* _Task details_
Set down every entry again word for word, please, but skip the pictures.

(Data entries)
%%

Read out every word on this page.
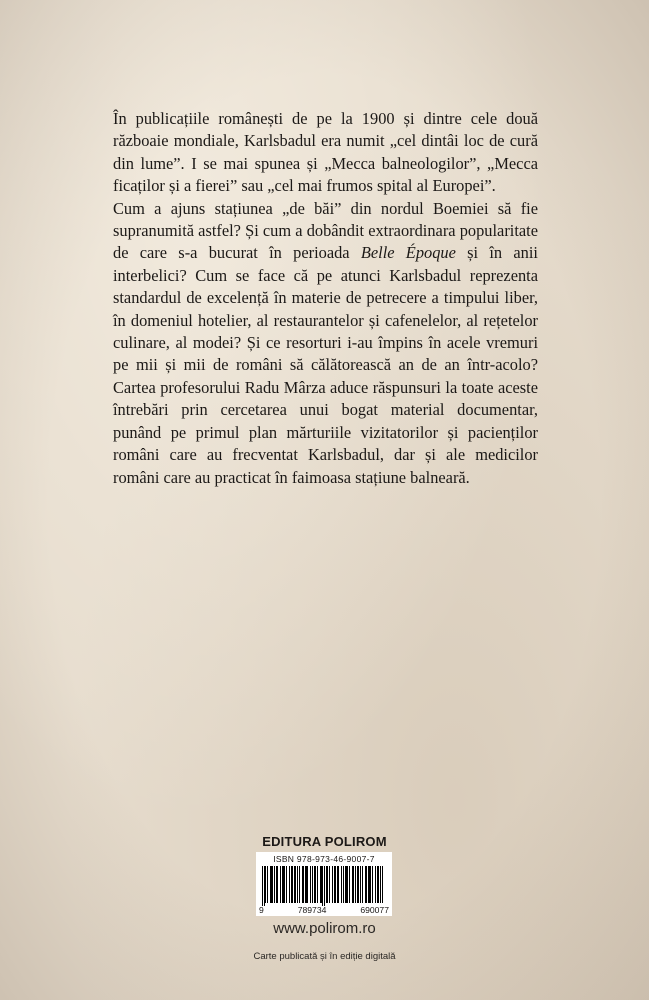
În publicațiile românești de pe la 1900 și dintre cele două războaie mondiale, Karlsbadul era numit „cel dintâi loc de cură din lume”. I se mai spunea și „Mecca balneologilor”, „Mecca ficaților și a fierei” sau „cel mai frumos spital al Europei”.

Cum a ajuns stațiunea „de băi” din nordul Boemiei să fie supranumită astfel? Și cum a dobândit extraordinara popularitate de care s-a bucurat în perioada Belle Époque și în anii interbelici? Cum se face că pe atunci Karlsbadul reprezenta standardul de excelență în materie de petrecere a timpului liber, în domeniul hotelier, al restaurantelor și cafenelelor, al rețetelor culinare, al modei? Și ce resorturi i-au împins în acele vremuri pe mii și mii de români să călătorească an de an într-acolo? Cartea profesorului Radu Mârza aduce răspunsuri la toate aceste întrebări prin cercetarea unui bogat material documentar, punând pe primul plan mărturiile vizitatorilor și pacienților români care au frecventat Karlsbadul, dar și ale medicilor români care au practicat în faimoasa stațiune balneară.

EDITURA POLIROM
ISBN 978-973-46-9007-7
9	789734	690077
www.polirom.ro
Carte publicată și în ediție digitală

%%

* _Task output_
Read out every word on this page.
În publicațiile românești de pe la 1900 și dintre cele două războaie mondiale, Karlsbadul era numit „cel dintâi loc de cură din lume”. I se mai spunea și „Mecca balneologilor”, „Mecca ficaților și a fierei” sau „cel mai frumos spital al Europei”.

Cum a ajuns stațiunea „de băi” din nordul Boemiei să fie supranumită astfel? Și cum a dobândit extraordinara popularitate de care s-a bucurat în perioada Belle Époque și în anii interbelici? Cum se face că pe atunci Karlsbadul reprezenta standardul de excelență în materie de petrecere a timpului liber, în domeniul hotelier, al restaurantelor și cafenelelor, al rețetelor culinare, al modei? Și ce resorturi i-au împins în acele vremuri pe mii și mii de români să călătorească an de an într-acolo? Cartea profesorului Radu Mârza aduce răspunsuri la toate aceste întrebări prin cercetarea unui bogat material documentar, punând pe primul plan mărturiile vizitatorilor și pacienților români care au frecventat Karlsbadul, dar și ale medicilor români care au practicat în faimoasa stațiune balneară.

EDITURA POLIROM
ISBN 978-973-46-9007-7
9	789734	690077
www.polirom.ro
Carte publicată și în ediție digitală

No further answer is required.